--- START OF Input data ---

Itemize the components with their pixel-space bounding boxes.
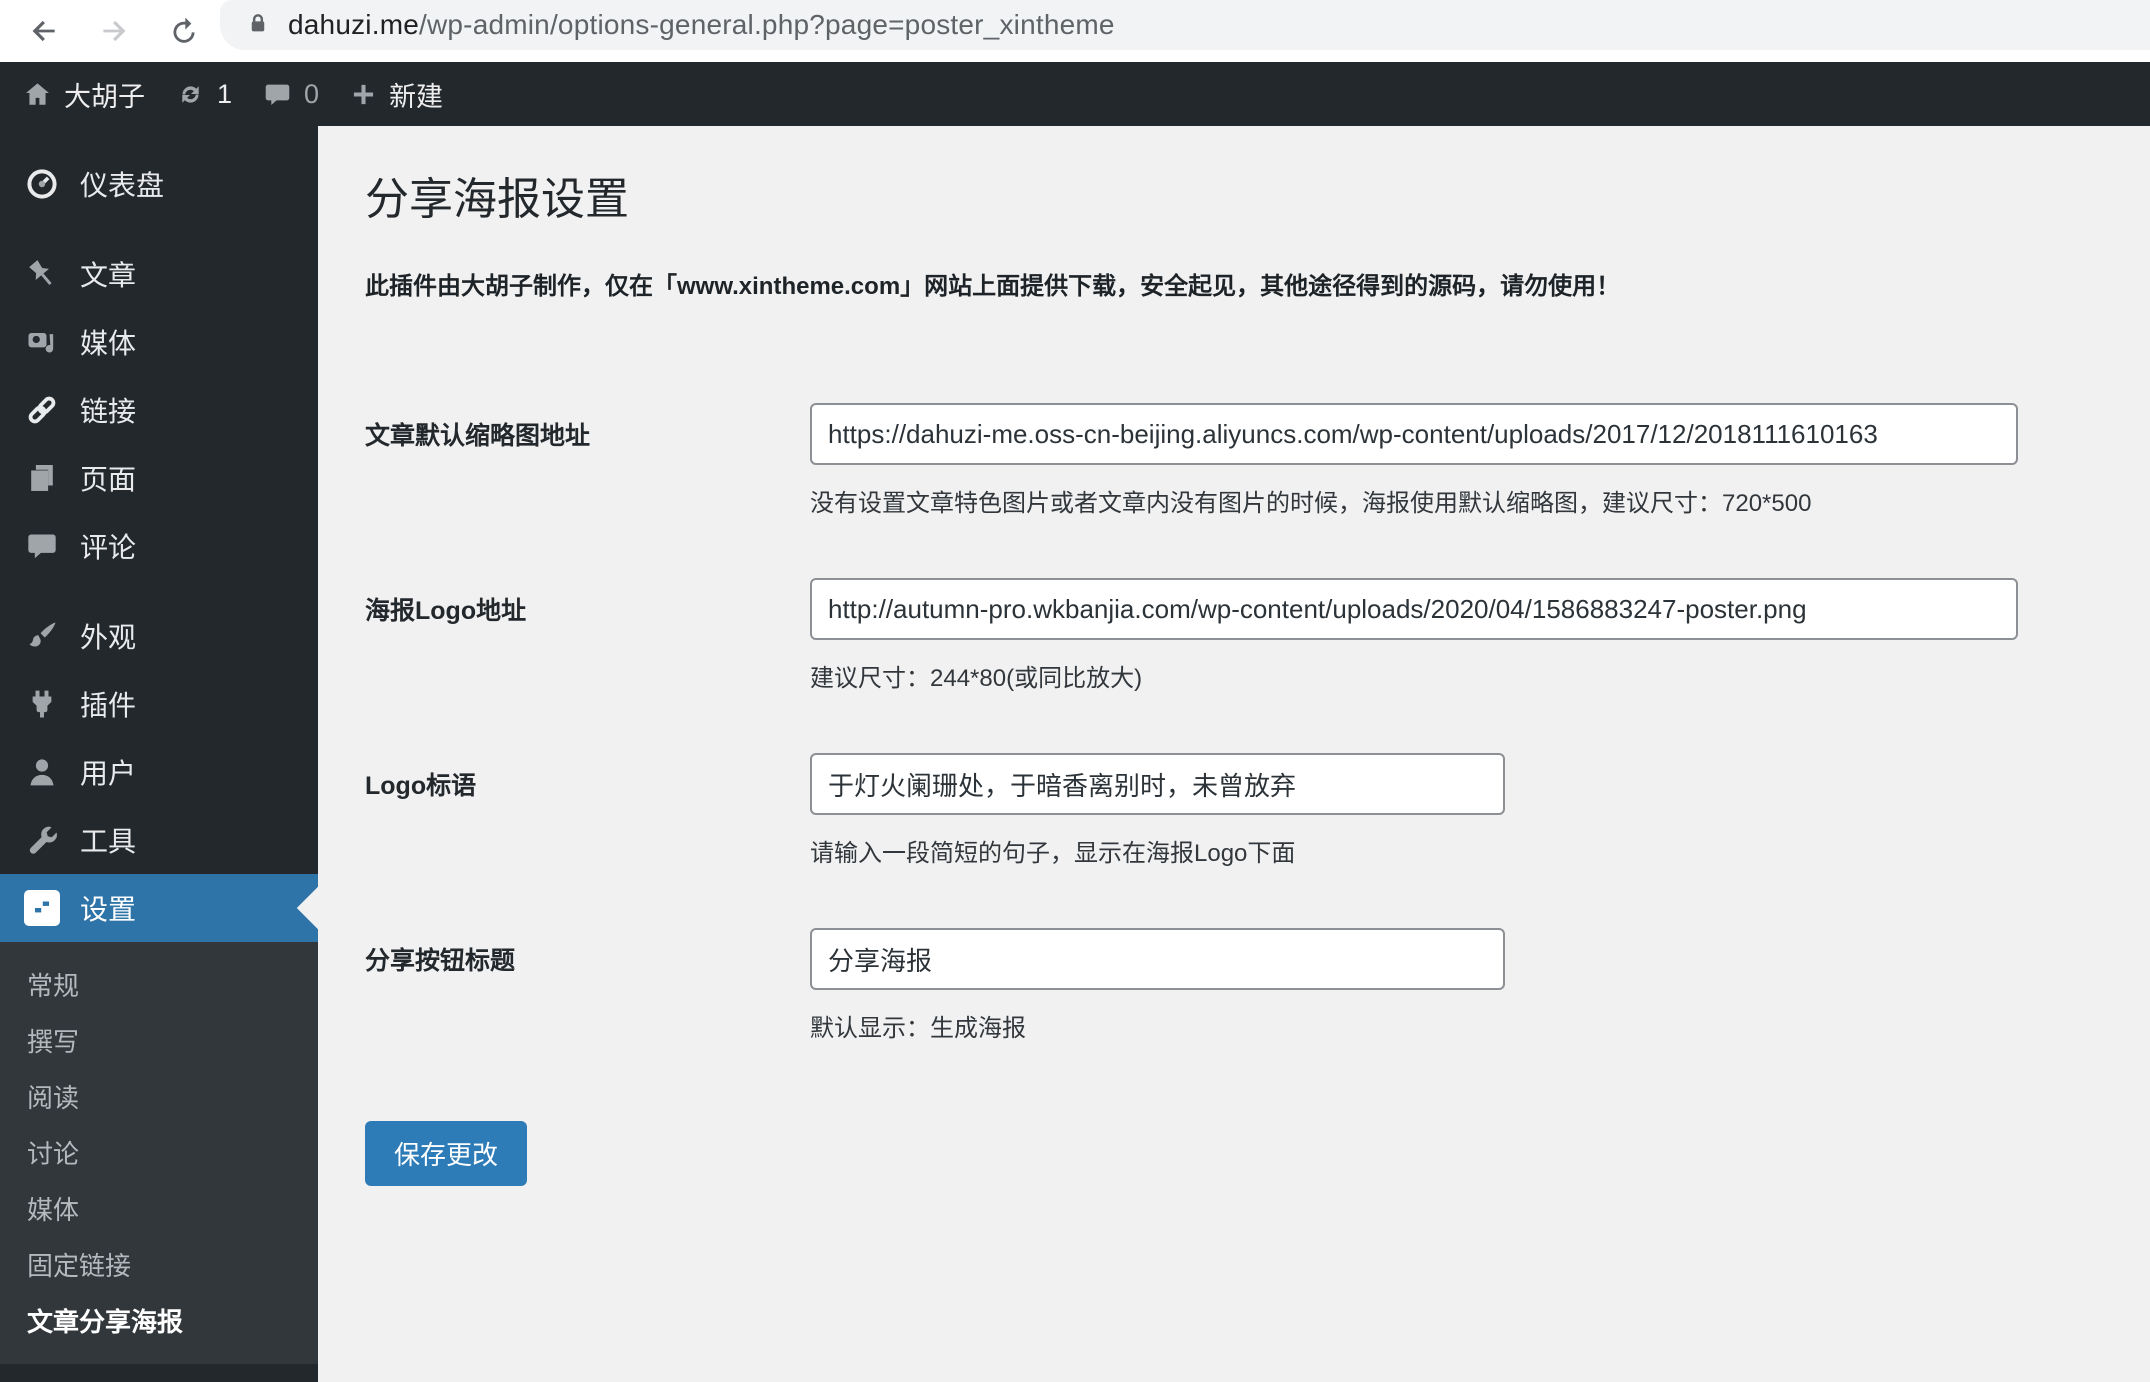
field-label-share-button-title: 分享按钮标题 — [365, 947, 516, 976]
sliders-glyph — [34, 898, 50, 918]
field-main-thumbnail-url: 没有设置文章特色图片或者文章内没有图片的时候，海报使用默认缩略图，建议尺寸：72… — [810, 403, 2018, 518]
sidebar-item-label: 仪表盘 — [80, 170, 165, 201]
logo-slogan-input[interactable] — [810, 753, 1505, 816]
save-changes-button[interactable]: 保存更改 — [365, 1121, 528, 1187]
sidebar-item-appearance[interactable]: 外观 — [0, 602, 318, 670]
page-title: 分享海报设置 — [365, 175, 629, 224]
site-name: 大胡子 — [64, 81, 145, 112]
field-main-share-button-title: 默认显示：生成海报 — [810, 928, 1505, 1043]
menu-separator — [0, 580, 318, 602]
sidebar-item-label: 媒体 — [80, 328, 137, 359]
media-icon — [28, 333, 54, 353]
menu-separator — [0, 218, 318, 240]
submenu-item-media[interactable]: 媒体 — [0, 1180, 318, 1236]
new-label: 新建 — [389, 81, 444, 112]
sidebar-item-comments[interactable]: 评论 — [0, 512, 318, 580]
settings-page: 分享海报设置 此插件由大胡子制作，仅在「www.xintheme.com」网站上… — [318, 126, 2150, 1382]
sidebar-item-links[interactable]: 链接 — [0, 376, 318, 444]
sidebar-item-tools[interactable]: 工具 — [0, 806, 318, 874]
settings-submenu: 常规 撰写 阅读 讨论 媒体 固定链接 文章分享海报 — [0, 942, 318, 1364]
field-row-logo-slogan: Logo标语请输入一段简短的句子，显示在海报Logo下面 — [365, 753, 2110, 868]
submenu-item-poster[interactable]: 文章分享海报 — [0, 1292, 318, 1348]
field-help-share-button-title: 默认显示：生成海报 — [810, 1015, 1026, 1043]
sidebar-item-plugins[interactable]: 插件 — [0, 670, 318, 738]
admin-bar-updates[interactable]: 1 — [175, 79, 232, 110]
sidebar-item-label: 外观 — [80, 622, 137, 653]
field-label-logo-url: 海报Logo地址 — [365, 597, 527, 626]
browser-chrome: dahuzi.me/wp-admin/options-general.php?p… — [0, 0, 2150, 62]
url-bar[interactable]: dahuzi.me/wp-admin/options-general.php?p… — [220, 0, 2150, 50]
field-help-logo-url: 建议尺寸：244*80(或同比放大) — [810, 665, 1143, 693]
field-row-share-button-title: 分享按钮标题默认显示：生成海报 — [365, 928, 2110, 1043]
field-help-logo-slogan: 请输入一段简短的句子，显示在海报Logo下面 — [810, 840, 1296, 868]
thumbnail-url-input[interactable] — [810, 403, 2018, 466]
sidebar-item-label: 文章 — [80, 260, 137, 291]
field-row-logo-url: 海报Logo地址建议尺寸：244*80(或同比放大) — [365, 578, 2110, 693]
forward-icon — [98, 15, 130, 47]
sidebar-item-label: 工具 — [80, 826, 137, 857]
comment-bubble-icon — [265, 84, 290, 105]
plug-icon — [32, 690, 52, 718]
sidebar-item-label: 设置 — [80, 894, 137, 925]
logo-url-input[interactable] — [810, 578, 2018, 641]
home-icon — [26, 82, 49, 105]
link-icon — [28, 396, 56, 424]
field-row-thumbnail-url: 文章默认缩略图地址没有设置文章特色图片或者文章内没有图片的时候，海报使用默认缩略… — [365, 403, 2110, 518]
field-main-logo-slogan: 请输入一段简短的句子，显示在海报Logo下面 — [810, 753, 1505, 868]
back-icon[interactable] — [28, 15, 60, 47]
field-label-logo-slogan: Logo标语 — [365, 772, 477, 801]
submenu-item-reading[interactable]: 阅读 — [0, 1068, 318, 1124]
sidebar-item-media[interactable]: 媒体 — [0, 308, 318, 376]
field-label-thumbnail-url: 文章默认缩略图地址 — [365, 422, 591, 451]
admin-bar-comments[interactable]: 0 — [262, 79, 319, 110]
submenu-item-writing[interactable]: 撰写 — [0, 1012, 318, 1068]
pages-icon — [31, 465, 53, 491]
reload-icon[interactable] — [168, 15, 200, 47]
admin-sidebar: 仪表盘 文章 媒体 链接 页面 评论 外观 插件 用户 工具 设置 常规 撰写 阅读 讨论 媒体 固定链接 文章… — [0, 126, 340, 1382]
sidebar-item-label: 评论 — [80, 532, 137, 563]
sidebar-item-label: 链接 — [80, 396, 137, 427]
admin-bar-new[interactable]: 新建 — [349, 75, 443, 114]
pushpin-icon — [29, 260, 52, 285]
dashboard-icon — [27, 169, 57, 199]
sidebar-item-label: 页面 — [80, 464, 137, 495]
admin-menu: 仪表盘文章媒体链接页面评论外观插件用户工具设置 — [0, 126, 340, 942]
poster-settings-form: 文章默认缩略图地址没有设置文章特色图片或者文章内没有图片的时候，海报使用默认缩略… — [365, 403, 2110, 1043]
user-icon — [30, 759, 54, 786]
admin-layout: 仪表盘 文章 媒体 链接 页面 评论 外观 插件 用户 工具 设置 常规 撰写 阅读 讨论 媒体 固定链接 文章… — [0, 126, 2150, 1382]
comment-count: 0 — [304, 78, 320, 109]
browser-nav-buttons — [28, 0, 200, 62]
field-main-logo-url: 建议尺寸：244*80(或同比放大) — [810, 578, 2018, 693]
sliders-icon — [24, 890, 60, 926]
url-path: /wp-admin/options-general.php?page=poste… — [419, 9, 1115, 40]
submenu-item-discussion[interactable]: 讨论 — [0, 1124, 318, 1180]
field-help-thumbnail-url: 没有设置文章特色图片或者文章内没有图片的时候，海报使用默认缩略图，建议尺寸：72… — [810, 490, 1812, 518]
url-text: dahuzi.me/wp-admin/options-general.php?p… — [288, 9, 1115, 41]
sidebar-item-label: 用户 — [80, 758, 137, 789]
sidebar-item-posts[interactable]: 文章 — [0, 240, 318, 308]
wrench-icon — [29, 826, 57, 854]
wp-admin-bar: 大胡子 1 0 新建 — [0, 62, 2150, 126]
lock-icon[interactable] — [246, 11, 270, 40]
plugin-notice: 此插件由大胡子制作，仅在「www.xintheme.com」网站上面提供下载，安… — [365, 273, 1621, 301]
submenu-item-general[interactable]: 常规 — [0, 956, 318, 1012]
sidebar-item-dashboard[interactable]: 仪表盘 — [0, 150, 318, 218]
admin-bar-site[interactable]: 大胡子 — [22, 75, 145, 114]
update-count: 1 — [217, 78, 233, 109]
sidebar-item-pages[interactable]: 页面 — [0, 444, 318, 512]
url-domain: dahuzi.me — [288, 9, 419, 40]
sidebar-item-users[interactable]: 用户 — [0, 738, 318, 806]
brush-icon — [29, 622, 56, 647]
updates-icon — [182, 85, 199, 103]
sidebar-filler — [0, 1364, 318, 1382]
submenu-item-permalinks[interactable]: 固定链接 — [0, 1236, 318, 1292]
comment-icon — [28, 534, 56, 559]
sidebar-item-settings[interactable]: 设置 — [0, 874, 340, 942]
sidebar-item-label: 插件 — [80, 690, 137, 721]
share-button-title-input[interactable] — [810, 928, 1505, 991]
plus-icon — [353, 84, 374, 104]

--- END OF Input data ---

▶ [Task goal]:
Reproduce the records verbatim, beginning at the line that contains "field-label-share-button-title: 分享按钮标题 —" and ending after the line that contains "logo-slogan-input[interactable] — [810, 753, 1505, 816]".

▶ [Complete output]:
field-label-share-button-title: 分享按钮标题 — [365, 947, 516, 976]
sliders-glyph — [34, 898, 50, 918]
field-main-thumbnail-url: 没有设置文章特色图片或者文章内没有图片的时候，海报使用默认缩略图，建议尺寸：72… — [810, 403, 2018, 518]
sidebar-item-label: 仪表盘 — [80, 170, 165, 201]
logo-slogan-input[interactable] — [810, 753, 1505, 816]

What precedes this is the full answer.